■ Description of the task ■
Each entry below is to be extracted exactly.

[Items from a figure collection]
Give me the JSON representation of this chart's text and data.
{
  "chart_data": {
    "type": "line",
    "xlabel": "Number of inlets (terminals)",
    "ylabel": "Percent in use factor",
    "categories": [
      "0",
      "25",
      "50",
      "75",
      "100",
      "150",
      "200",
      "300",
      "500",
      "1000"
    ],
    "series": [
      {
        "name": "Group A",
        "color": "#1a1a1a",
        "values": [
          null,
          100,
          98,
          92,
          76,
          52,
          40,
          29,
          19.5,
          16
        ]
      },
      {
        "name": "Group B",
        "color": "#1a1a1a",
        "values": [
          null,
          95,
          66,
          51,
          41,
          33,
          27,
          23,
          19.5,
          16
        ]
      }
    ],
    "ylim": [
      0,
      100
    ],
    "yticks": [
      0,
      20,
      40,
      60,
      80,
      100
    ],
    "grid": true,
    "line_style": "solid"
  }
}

■ Exercise result ■
Give me the JSON representation of this chart's text and data.
{
  "chart_data": {
    "type": "line",
    "xlabel": "Number of inlets (terminals)",
    "ylabel": "Percent in use factor",
    "categories": [
      "0",
      "25",
      "50",
      "75",
      "100",
      "150",
      "200",
      "300",
      "500",
      "1000"
    ],
    "series": [
      {
        "name": "Group A",
        "color": "#1a1a1a",
        "values": [
          null,
          100,
          98,
          92,
          76,
          52,
          40,
          29,
          19.5,
          16
        ]
      },
      {
        "name": "Group B",
        "color": "#1a1a1a",
        "values": [
          null,
          95,
          66,
          51,
          41,
          33,
          27,
          23,
          19.5,
          16
        ]
      }
    ],
    "ylim": [
      0,
      100
    ],
    "yticks": [
      0,
      20,
      40,
      60,
      80,
      100
    ],
    "grid": true,
    "line_style": "solid"
  }
}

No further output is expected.